[Data records]
┌────────

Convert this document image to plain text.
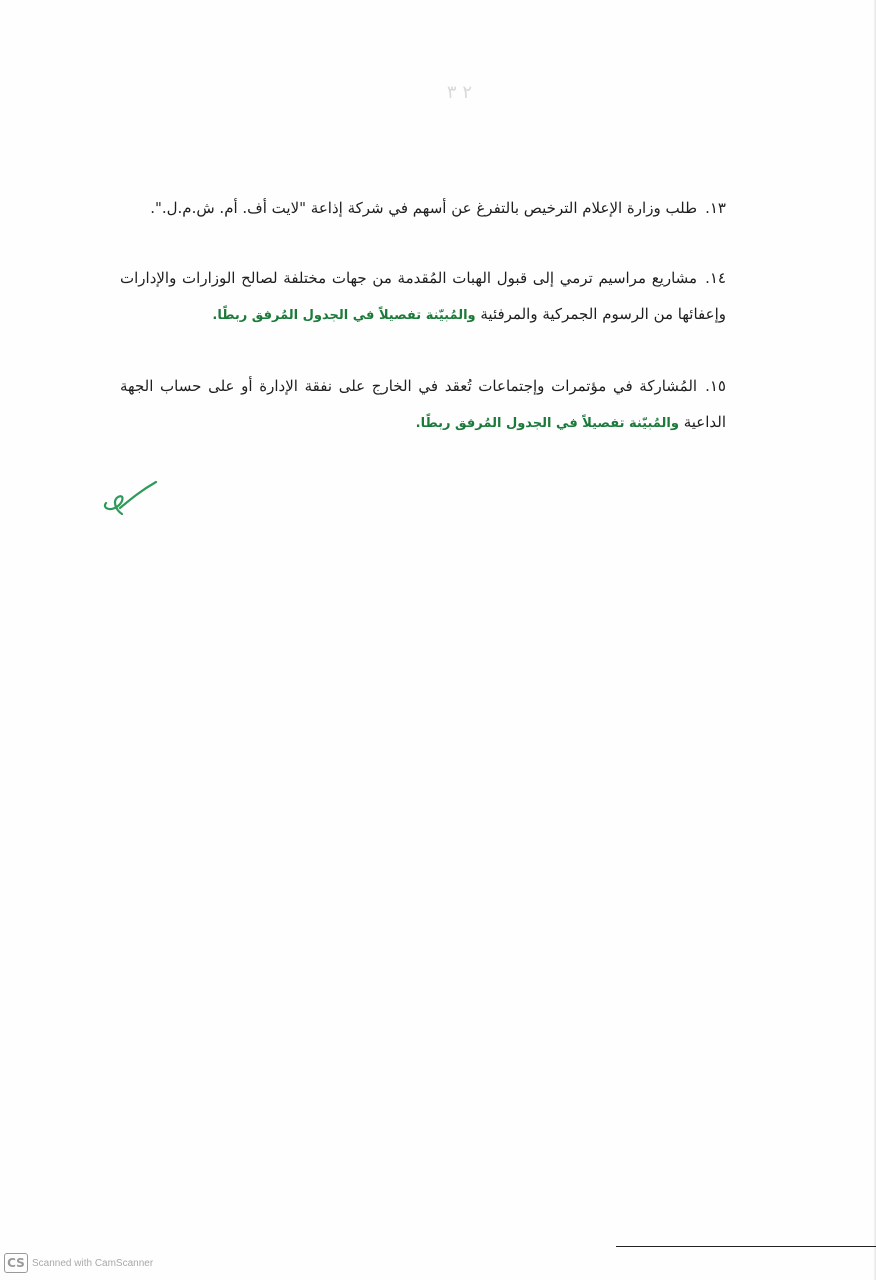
٢ ٣

١٣.طلب وزارة الإعلام الترخيص بالتفرغ عن أسهم في شركة إذاعة "لايت أف. أم. ش.م.ل.".

١٤.مشاريع مراسيم ترمي إلى قبول الهبات المُقدمة من جهات مختلفة لصالح الوزارات والإدارات وإعفائها من الرسوم الجمركية والمرفئية والمُبيّنة تفصيلاً في الجدول المُرفق ربطًا.

١٥.المُشاركة في مؤتمرات وإجتماعات تُعقد في الخارج على نفقة الإدارة أو على حساب الجهة الداعية والمُبيّنة تفصيلاً في الجدول المُرفق ربطًا.

CS Scanned with CamScanner
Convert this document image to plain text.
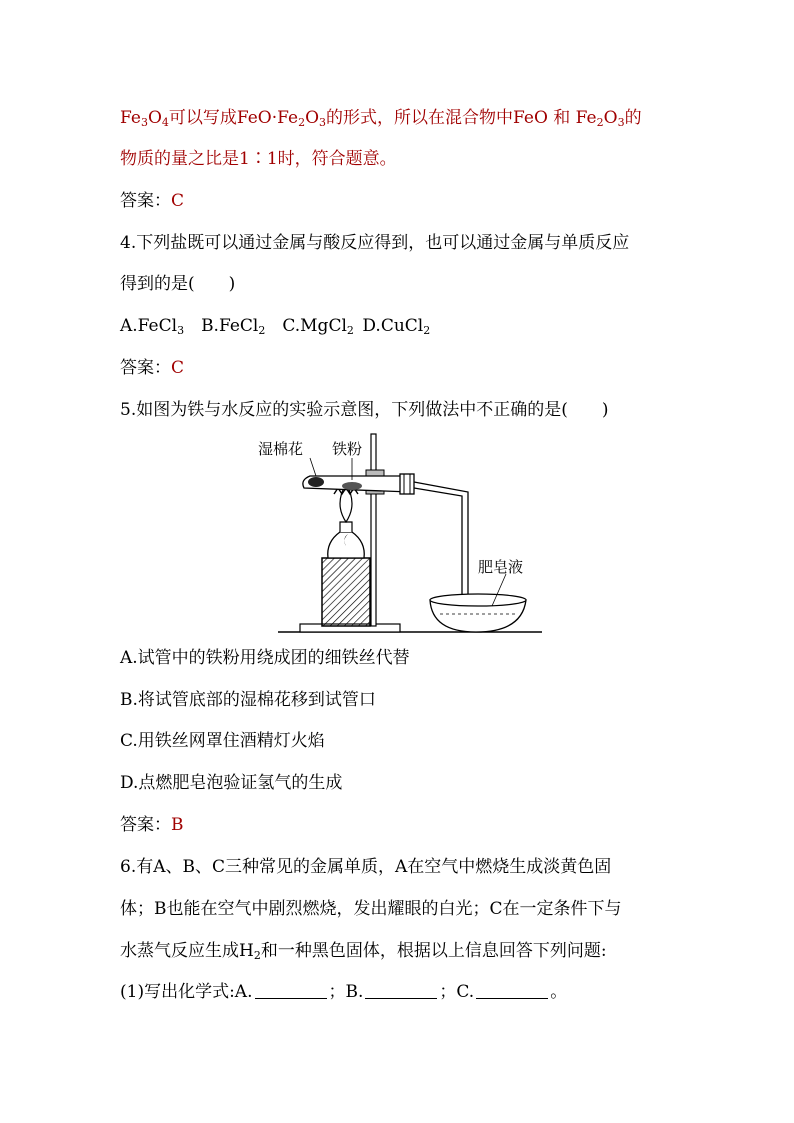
$Fe_3O_4$可以写成$FeO\cdot Fe_2O_3$的形式，所以在混合物中FeO 和 $Fe_2O_3$的
物质的量之比是1∶1时，符合题意。
答案：C
4.下列盐既可以通过金属与酸反应得到，也可以通过金属与单质反应
得到的是(　　)
A.FeCl$_3$  B.FeCl$_2$  C.MgCl$_2$  D.CuCl$_2$
答案：C
5.如图为铁与水反应的实验示意图，下列做法中不正确的是(　　)
湿棉花 铁粉
肥皂液
A.试管中的铁粉用绕成团的细铁丝代替
B.将试管底部的湿棉花移到试管口
C.用铁丝网罩住酒精灯火焰
D.点燃肥皂泡验证氢气的生成
答案：B
6.有A、B、C三种常见的金属单质，A在空气中燃烧生成淡黄色固
体；B也能在空气中剧烈燃烧，发出耀眼的白光；C在一定条件下与
水蒸气反应生成$H_2$和一种黑色固体，根据以上信息回答下列问题:
(1)写出化学式:A.	；B.	；C.	。
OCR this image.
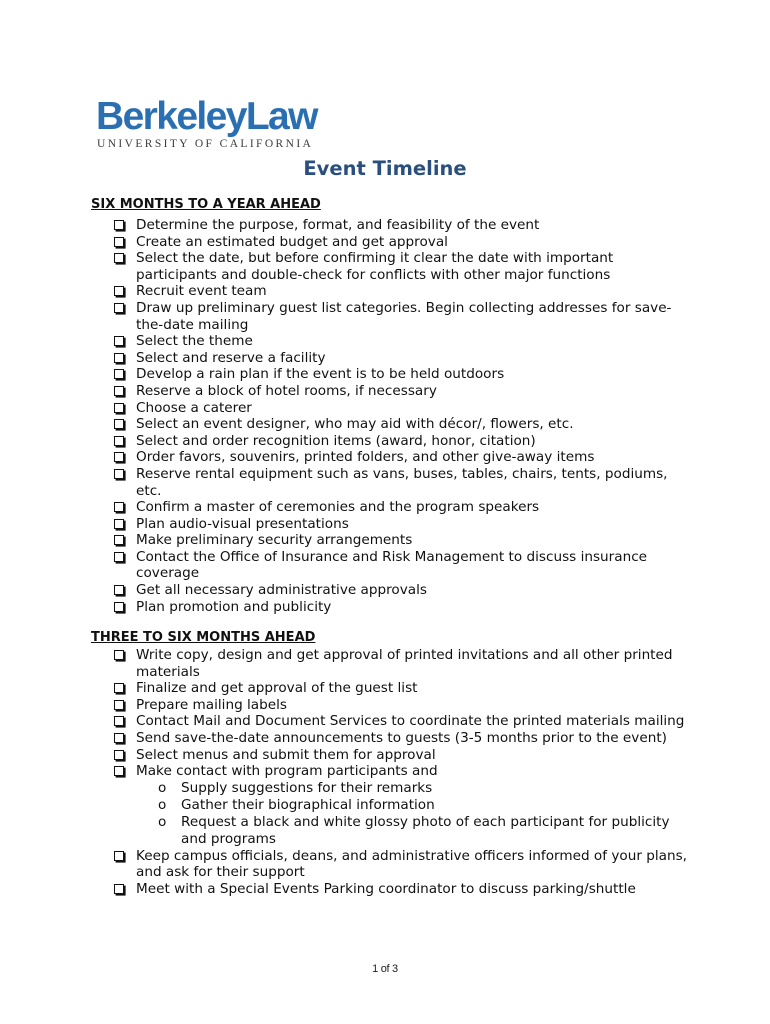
BerkeleyLaw
UNIVERSITY OF CALIFORNIA
Event Timeline
SIX MONTHS TO A YEAR AHEAD
Determine the purpose, format, and feasibility of the event
Create an estimated budget and get approval
Select the date, but before confirming it clear the date with important participants and double-check for conflicts with other major functions
Recruit event team
Draw up preliminary guest list categories. Begin collecting addresses for save-the-date mailing
Select the theme
Select and reserve a facility
Develop a rain plan if the event is to be held outdoors
Reserve a block of hotel rooms, if necessary
Choose a caterer
Select an event designer, who may aid with décor/, flowers, etc.
Select and order recognition items (award, honor, citation)
Order favors, souvenirs, printed folders, and other give-away items
Reserve rental equipment such as vans, buses, tables, chairs, tents, podiums, etc.
Confirm a master of ceremonies and the program speakers
Plan audio-visual presentations
Make preliminary security arrangements
Contact the Office of Insurance and Risk Management to discuss insurance coverage
Get all necessary administrative approvals
Plan promotion and publicity
THREE TO SIX MONTHS AHEAD
Write copy, design and get approval of printed invitations and all other printed materials
Finalize and get approval of the guest list
Prepare mailing labels
Contact Mail and Document Services to coordinate the printed materials mailing
Send save-the-date announcements to guests (3-5 months prior to the event)
Select menus and submit them for approval
Make contact with program participants and
o Supply suggestions for their remarks
o Gather their biographical information
o Request a black and white glossy photo of each participant for publicity and programs
Keep campus officials, deans, and administrative officers informed of your plans, and ask for their support
Meet with a Special Events Parking coordinator to discuss parking/shuttle
1 of 3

└────────

## Problem details
Print the records word for word and exclude any picture they hold.

## Output of the exercise
Convert this document image to plain text.
٢ ٣

١٣.طلب وزارة الإعلام الترخيص بالتفرغ عن أسهم في شركة إذاعة "لايت أف. أم. ش.م.ل.".

١٤.مشاريع مراسيم ترمي إلى قبول الهبات المُقدمة من جهات مختلفة لصالح الوزارات والإدارات وإعفائها من الرسوم الجمركية والمرفئية والمُبيّنة تفصيلاً في الجدول المُرفق ربطًا.

١٥.المُشاركة في مؤتمرات وإجتماعات تُعقد في الخارج على نفقة الإدارة أو على حساب الجهة الداعية والمُبيّنة تفصيلاً في الجدول المُرفق ربطًا.

CS Scanned with CamScanner
Convert this document image to plain text.
$Fe_3O_4$可以写成$FeO\cdot Fe_2O_3$的形式，所以在混合物中FeO 和 $Fe_2O_3$的
物质的量之比是1∶1时，符合题意。
答案：C
4.下列盐既可以通过金属与酸反应得到，也可以通过金属与单质反应
得到的是(　　)
A.FeCl$_3$  B.FeCl$_2$  C.MgCl$_2$  D.CuCl$_2$
答案：C
5.如图为铁与水反应的实验示意图，下列做法中不正确的是(　　)
湿棉花 铁粉
肥皂液
A.试管中的铁粉用绕成团的细铁丝代替
B.将试管底部的湿棉花移到试管口
C.用铁丝网罩住酒精灯火焰
D.点燃肥皂泡验证氢气的生成
答案：B
6.有A、B、C三种常见的金属单质，A在空气中燃烧生成淡黄色固
体；B也能在空气中剧烈燃烧，发出耀眼的白光；C在一定条件下与
水蒸气反应生成$H_2$和一种黑色固体，根据以上信息回答下列问题:
(1)写出化学式:A.	；B.	；C.	。
OCR this image.
BerkeleyLaw
UNIVERSITY OF CALIFORNIA
Event Timeline
SIX MONTHS TO A YEAR AHEAD
Determine the purpose, format, and feasibility of the event
Create an estimated budget and get approval
Select the date, but before confirming it clear the date with important participants and double-check for conflicts with other major functions
Recruit event team
Draw up preliminary guest list categories. Begin collecting addresses for save-the-date mailing
Select the theme
Select and reserve a facility
Develop a rain plan if the event is to be held outdoors
Reserve a block of hotel rooms, if necessary
Choose a caterer
Select an event designer, who may aid with décor/, flowers, etc.
Select and order recognition items (award, honor, citation)
Order favors, souvenirs, printed folders, and other give-away items
Reserve rental equipment such as vans, buses, tables, chairs, tents, podiums, etc.
Confirm a master of ceremonies and the program speakers
Plan audio-visual presentations
Make preliminary security arrangements
Contact the Office of Insurance and Risk Management to discuss insurance coverage
Get all necessary administrative approvals
Plan promotion and publicity
THREE TO SIX MONTHS AHEAD
Write copy, design and get approval of printed invitations and all other printed materials
Finalize and get approval of the guest list
Prepare mailing labels
Contact Mail and Document Services to coordinate the printed materials mailing
Send save-the-date announcements to guests (3-5 months prior to the event)
Select menus and submit them for approval
Make contact with program participants and
o Supply suggestions for their remarks
o Gather their biographical information
o Request a black and white glossy photo of each participant for publicity and programs
Keep campus officials, deans, and administrative officers informed of your plans, and ask for their support
Meet with a Special Events Parking coordinator to discuss parking/shuttle
1 of 3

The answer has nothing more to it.